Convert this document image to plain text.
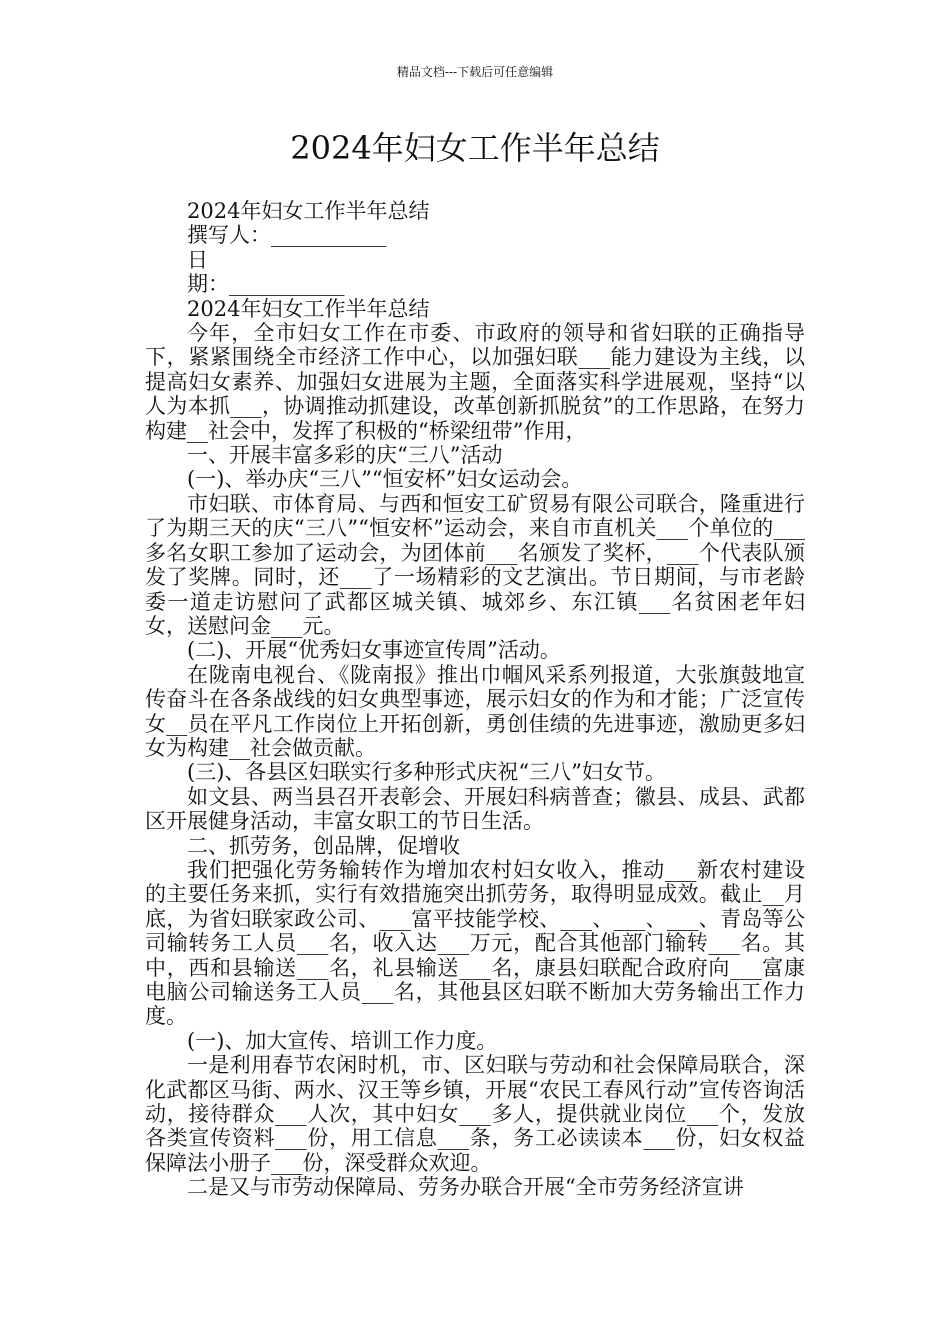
精品文档---下载后可任意编辑
2024年妇女工作半年总结

2024年妇女工作半年总结

撰写人：___________

日

期：___________

2024年妇女工作半年总结

今年，全市妇女工作在市委、市政府的领导和省妇联的正确指导下，紧紧围绕全市经济工作中心，以加强妇联___能力建设为主线，以提高妇女素养、加强妇女进展为主题，全面落实科学进展观，坚持“以人为本抓___，协调推动抓建设，改革创新抓脱贫”的工作思路，在努力构建__社会中，发挥了积极的“桥梁纽带”作用，

一、开展丰富多彩的庆“三八”活动

(一)、举办庆“三八”“恒安杯”妇女运动会。

市妇联、市体育局、与西和恒安工矿贸易有限公司联合，隆重进行了为期三天的庆“三八”“恒安杯”运动会，来自市直机关___个单位的___多名女职工参加了运动会，为团体前___名颁发了奖杯，___个代表队颁发了奖牌。同时，还___了一场精彩的文艺演出。节日期间，与市老龄委一道走访慰问了武都区城关镇、城郊乡、东江镇___名贫困老年妇女，送慰问金___元。

(二)、开展“优秀妇女事迹宣传周”活动。

在陇南电视台、《陇南报》推出巾帼风采系列报道，大张旗鼓地宣传奋斗在各条战线的妇女典型事迹，展示妇女的作为和才能；广泛宣传女__员在平凡工作岗位上开拓创新，勇创佳绩的先进事迹，激励更多妇女为构建__社会做贡献。

(三)、各县区妇联实行多种形式庆祝“三八”妇女节。

如文县、两当县召开表彰会、开展妇科病普查；徽县、成县、武都区开展健身活动，丰富女职工的节日生活。

二、抓劳务，创品牌，促增收

我们把强化劳务输转作为增加农村妇女收入，推动___新农村建设的主要任务来抓，实行有效措施突出抓劳务，取得明显成效。截止__月底，为省妇联家政公司、___富平技能学校、___、___、___、青岛等公司输转务工人员___名，收入达___万元，配合其他部门输转___名。其中，西和县输送___名，礼县输送___名，康县妇联配合政府向___富康电脑公司输送务工人员___名，其他县区妇联不断加大劳务输出工作力度。

(一)、加大宣传、培训工作力度。

一是利用春节农闲时机，市、区妇联与劳动和社会保障局联合，深化武都区马街、两水、汉王等乡镇，开展“农民工春风行动”宣传咨询活动，接待群众___人次，其中妇女___多人，提供就业岗位___个，发放各类宣传资料___份，用工信息___条，务工必读读本___份，妇女权益保障法小册子___份，深受群众欢迎。

二是又与市劳动保障局、劳务办联合开展“全市劳务经济宣讲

********

Given request
Repeat all of the entries word for word, but omit the pictures.

Solution below
Convert this document image to plain text.
精品文档---下载后可任意编辑
2024年妇女工作半年总结

2024年妇女工作半年总结

撰写人：___________

日

期：___________

2024年妇女工作半年总结

今年，全市妇女工作在市委、市政府的领导和省妇联的正确指导下，紧紧围绕全市经济工作中心，以加强妇联___能力建设为主线，以提高妇女素养、加强妇女进展为主题，全面落实科学进展观，坚持“以人为本抓___，协调推动抓建设，改革创新抓脱贫”的工作思路，在努力构建__社会中，发挥了积极的“桥梁纽带”作用，

一、开展丰富多彩的庆“三八”活动

(一)、举办庆“三八”“恒安杯”妇女运动会。

市妇联、市体育局、与西和恒安工矿贸易有限公司联合，隆重进行了为期三天的庆“三八”“恒安杯”运动会，来自市直机关___个单位的___多名女职工参加了运动会，为团体前___名颁发了奖杯，___个代表队颁发了奖牌。同时，还___了一场精彩的文艺演出。节日期间，与市老龄委一道走访慰问了武都区城关镇、城郊乡、东江镇___名贫困老年妇女，送慰问金___元。

(二)、开展“优秀妇女事迹宣传周”活动。

在陇南电视台、《陇南报》推出巾帼风采系列报道，大张旗鼓地宣传奋斗在各条战线的妇女典型事迹，展示妇女的作为和才能；广泛宣传女__员在平凡工作岗位上开拓创新，勇创佳绩的先进事迹，激励更多妇女为构建__社会做贡献。

(三)、各县区妇联实行多种形式庆祝“三八”妇女节。

如文县、两当县召开表彰会、开展妇科病普查；徽县、成县、武都区开展健身活动，丰富女职工的节日生活。

二、抓劳务，创品牌，促增收

我们把强化劳务输转作为增加农村妇女收入，推动___新农村建设的主要任务来抓，实行有效措施突出抓劳务，取得明显成效。截止__月底，为省妇联家政公司、___富平技能学校、___、___、___、青岛等公司输转务工人员___名，收入达___万元，配合其他部门输转___名。其中，西和县输送___名，礼县输送___名，康县妇联配合政府向___富康电脑公司输送务工人员___名，其他县区妇联不断加大劳务输出工作力度。

(一)、加大宣传、培训工作力度。

一是利用春节农闲时机，市、区妇联与劳动和社会保障局联合，深化武都区马街、两水、汉王等乡镇，开展“农民工春风行动”宣传咨询活动，接待群众___人次，其中妇女___多人，提供就业岗位___个，发放各类宣传资料___份，用工信息___条，务工必读读本___份，妇女权益保障法小册子___份，深受群众欢迎。

二是又与市劳动保障局、劳务办联合开展“全市劳务经济宣讲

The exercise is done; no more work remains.